• [PROBLEM REQUIREMENTS]
Show all lines from the data that include the word "统计时段".

• [EXTRACTED INFORMATION]
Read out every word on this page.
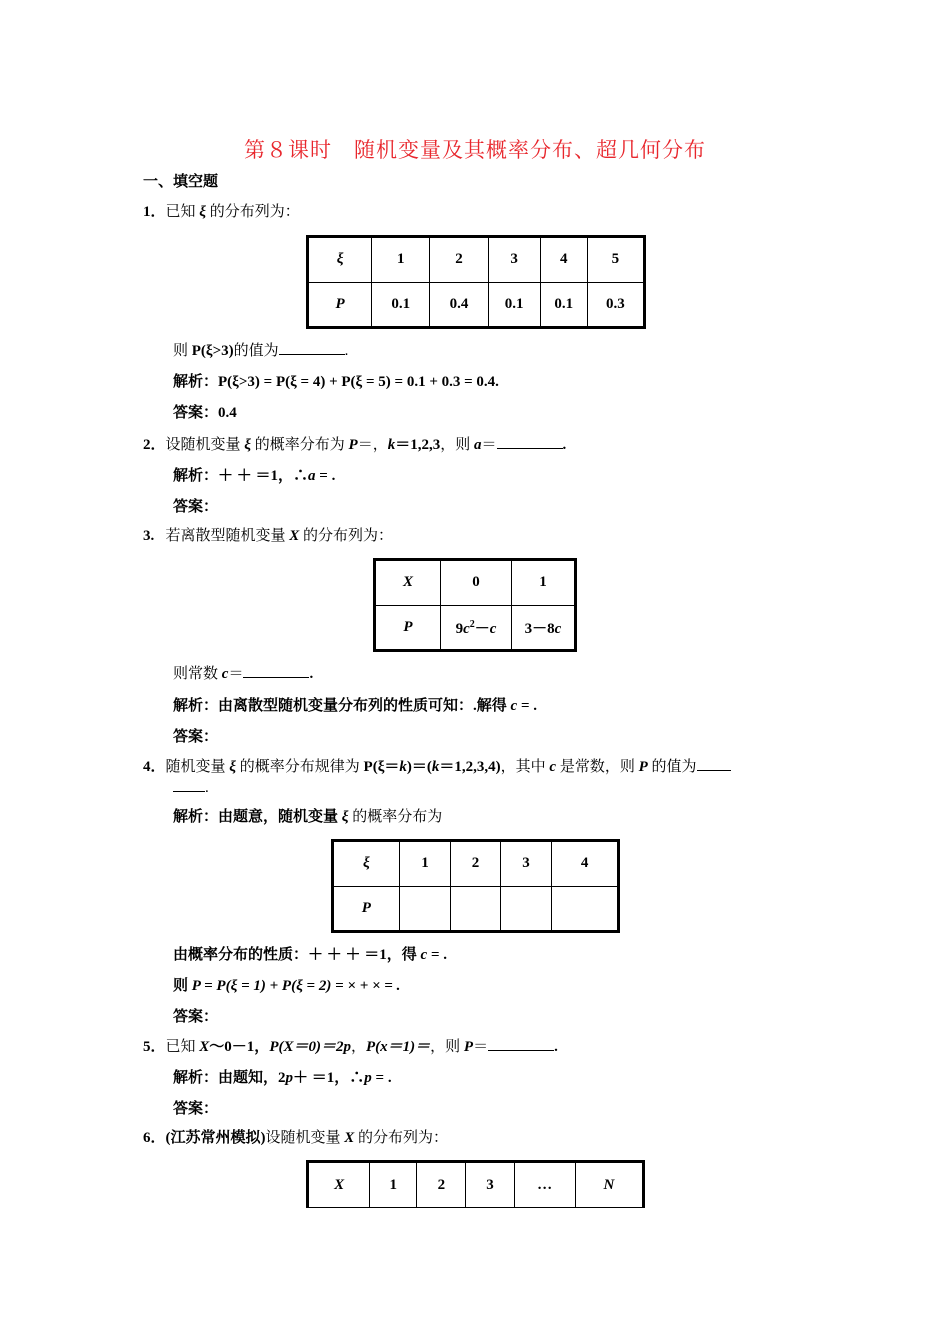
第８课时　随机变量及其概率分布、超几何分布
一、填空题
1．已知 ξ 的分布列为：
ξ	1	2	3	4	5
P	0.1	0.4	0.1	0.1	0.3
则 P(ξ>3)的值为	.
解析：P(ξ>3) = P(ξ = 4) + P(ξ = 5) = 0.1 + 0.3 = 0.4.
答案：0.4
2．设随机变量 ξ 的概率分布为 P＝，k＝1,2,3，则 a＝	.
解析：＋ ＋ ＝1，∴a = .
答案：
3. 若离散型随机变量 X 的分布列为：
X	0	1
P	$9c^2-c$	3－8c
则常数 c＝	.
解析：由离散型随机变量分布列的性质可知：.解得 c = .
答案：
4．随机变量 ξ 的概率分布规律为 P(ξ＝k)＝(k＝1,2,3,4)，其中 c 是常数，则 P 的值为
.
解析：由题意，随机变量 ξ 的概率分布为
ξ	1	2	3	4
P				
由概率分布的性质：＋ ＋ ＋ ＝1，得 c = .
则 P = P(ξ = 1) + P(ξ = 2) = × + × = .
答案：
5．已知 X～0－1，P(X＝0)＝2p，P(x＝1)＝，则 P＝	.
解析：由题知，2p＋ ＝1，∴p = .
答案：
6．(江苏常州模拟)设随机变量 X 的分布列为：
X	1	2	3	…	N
---
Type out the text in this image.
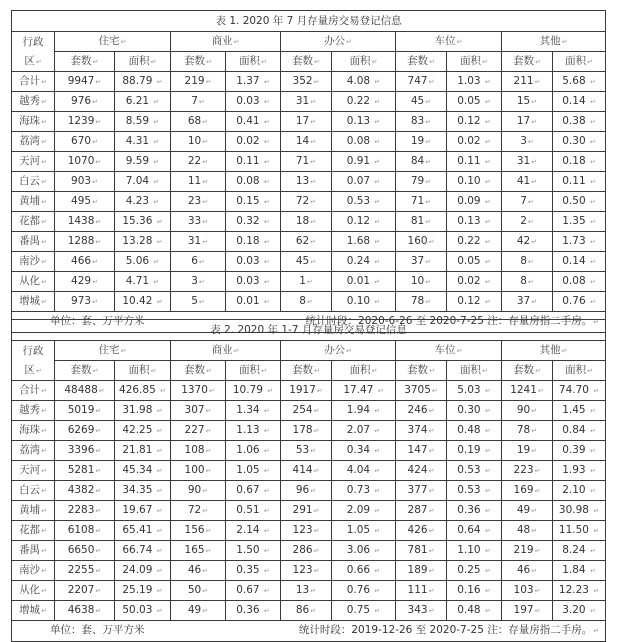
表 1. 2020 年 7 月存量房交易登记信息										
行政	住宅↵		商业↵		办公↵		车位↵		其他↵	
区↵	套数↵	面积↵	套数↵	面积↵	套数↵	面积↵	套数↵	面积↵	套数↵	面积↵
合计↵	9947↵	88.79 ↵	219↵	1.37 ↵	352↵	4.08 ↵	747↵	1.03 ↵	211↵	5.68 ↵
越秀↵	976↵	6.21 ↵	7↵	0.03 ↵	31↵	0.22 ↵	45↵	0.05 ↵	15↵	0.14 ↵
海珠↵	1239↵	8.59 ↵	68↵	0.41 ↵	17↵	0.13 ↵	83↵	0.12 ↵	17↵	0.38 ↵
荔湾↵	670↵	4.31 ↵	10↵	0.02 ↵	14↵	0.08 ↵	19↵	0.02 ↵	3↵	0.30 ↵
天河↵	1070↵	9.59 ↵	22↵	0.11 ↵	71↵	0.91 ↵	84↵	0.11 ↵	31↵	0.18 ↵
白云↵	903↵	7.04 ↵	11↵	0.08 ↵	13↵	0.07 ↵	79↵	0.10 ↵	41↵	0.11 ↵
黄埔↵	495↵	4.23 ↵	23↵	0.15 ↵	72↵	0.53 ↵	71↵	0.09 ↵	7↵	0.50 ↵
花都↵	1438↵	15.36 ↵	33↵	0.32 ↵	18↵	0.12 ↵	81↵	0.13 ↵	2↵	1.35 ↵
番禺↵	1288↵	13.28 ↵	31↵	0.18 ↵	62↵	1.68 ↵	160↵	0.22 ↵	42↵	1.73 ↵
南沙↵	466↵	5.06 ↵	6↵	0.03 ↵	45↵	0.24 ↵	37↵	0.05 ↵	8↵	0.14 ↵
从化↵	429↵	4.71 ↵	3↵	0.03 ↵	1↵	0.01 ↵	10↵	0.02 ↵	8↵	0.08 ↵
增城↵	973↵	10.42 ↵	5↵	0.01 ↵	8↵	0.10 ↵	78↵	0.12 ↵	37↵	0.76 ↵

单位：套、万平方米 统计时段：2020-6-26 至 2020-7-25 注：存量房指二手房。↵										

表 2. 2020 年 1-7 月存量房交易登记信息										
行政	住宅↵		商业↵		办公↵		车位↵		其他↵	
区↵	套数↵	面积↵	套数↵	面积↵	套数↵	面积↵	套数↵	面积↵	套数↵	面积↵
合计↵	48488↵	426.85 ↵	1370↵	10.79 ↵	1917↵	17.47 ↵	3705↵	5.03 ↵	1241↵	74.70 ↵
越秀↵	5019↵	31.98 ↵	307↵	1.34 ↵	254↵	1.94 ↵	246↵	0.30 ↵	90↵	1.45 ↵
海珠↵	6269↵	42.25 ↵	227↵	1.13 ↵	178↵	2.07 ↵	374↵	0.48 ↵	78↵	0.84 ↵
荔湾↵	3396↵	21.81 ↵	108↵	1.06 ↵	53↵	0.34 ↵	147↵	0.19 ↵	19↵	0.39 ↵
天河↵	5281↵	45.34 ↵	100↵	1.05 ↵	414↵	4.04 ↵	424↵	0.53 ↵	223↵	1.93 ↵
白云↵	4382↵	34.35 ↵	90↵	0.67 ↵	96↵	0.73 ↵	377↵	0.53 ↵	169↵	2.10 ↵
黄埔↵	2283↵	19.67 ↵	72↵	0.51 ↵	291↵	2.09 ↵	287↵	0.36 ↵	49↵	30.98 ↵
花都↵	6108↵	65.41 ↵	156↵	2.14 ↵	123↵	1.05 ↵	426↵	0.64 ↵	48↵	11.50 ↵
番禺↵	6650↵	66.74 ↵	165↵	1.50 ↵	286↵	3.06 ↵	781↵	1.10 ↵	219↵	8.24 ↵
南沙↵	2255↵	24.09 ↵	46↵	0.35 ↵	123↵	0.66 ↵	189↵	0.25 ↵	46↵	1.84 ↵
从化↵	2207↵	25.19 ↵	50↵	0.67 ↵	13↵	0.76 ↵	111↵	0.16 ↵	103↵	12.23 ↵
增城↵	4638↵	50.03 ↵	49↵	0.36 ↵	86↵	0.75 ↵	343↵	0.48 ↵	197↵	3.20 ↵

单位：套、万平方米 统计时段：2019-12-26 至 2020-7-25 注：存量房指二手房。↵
...
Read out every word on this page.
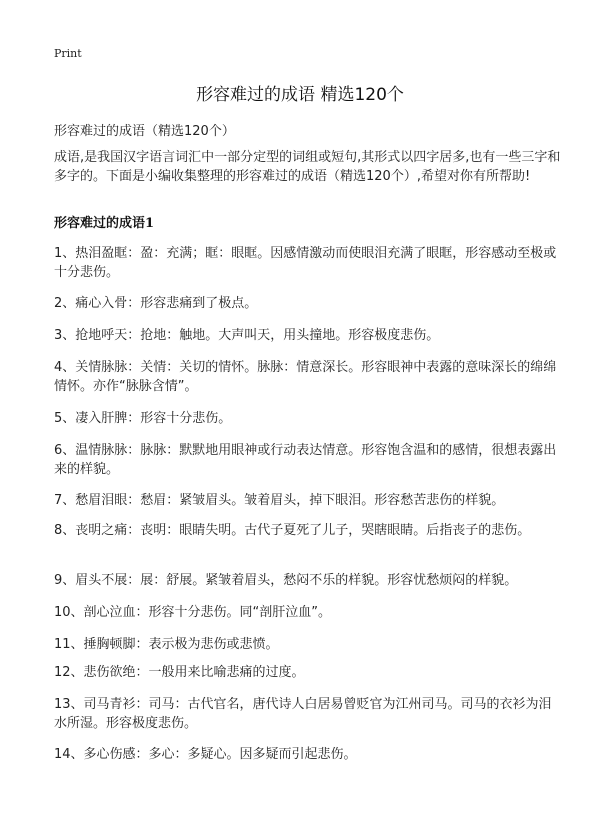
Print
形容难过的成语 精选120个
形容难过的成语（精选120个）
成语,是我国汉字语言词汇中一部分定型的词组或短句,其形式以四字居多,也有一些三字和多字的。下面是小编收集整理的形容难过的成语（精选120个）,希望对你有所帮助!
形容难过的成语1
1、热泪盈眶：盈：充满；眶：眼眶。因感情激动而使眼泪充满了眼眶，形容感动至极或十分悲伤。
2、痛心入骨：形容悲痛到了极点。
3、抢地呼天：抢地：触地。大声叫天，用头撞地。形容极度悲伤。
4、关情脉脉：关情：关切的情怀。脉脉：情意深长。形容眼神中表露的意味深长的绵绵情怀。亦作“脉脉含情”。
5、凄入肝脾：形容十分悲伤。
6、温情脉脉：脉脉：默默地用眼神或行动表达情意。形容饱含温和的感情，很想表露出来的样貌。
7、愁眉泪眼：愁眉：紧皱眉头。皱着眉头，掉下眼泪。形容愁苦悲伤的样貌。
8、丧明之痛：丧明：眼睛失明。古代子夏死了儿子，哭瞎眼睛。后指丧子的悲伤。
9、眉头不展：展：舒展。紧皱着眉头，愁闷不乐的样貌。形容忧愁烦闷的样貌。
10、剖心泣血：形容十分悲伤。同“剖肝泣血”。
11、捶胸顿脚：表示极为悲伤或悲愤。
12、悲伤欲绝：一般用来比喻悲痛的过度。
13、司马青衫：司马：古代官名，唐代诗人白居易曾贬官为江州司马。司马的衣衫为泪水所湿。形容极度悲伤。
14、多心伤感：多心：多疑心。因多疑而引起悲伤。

• [RESULT FOR THIS EXERCISE]
单位：套、万平方米 统计时段：2020-6-26 至 2020-7-25 注：存量房指二手房。↵										
单位：套、万平方米 统计时段：2019-12-26 至 2020-7-25 注：存量房指二手房。↵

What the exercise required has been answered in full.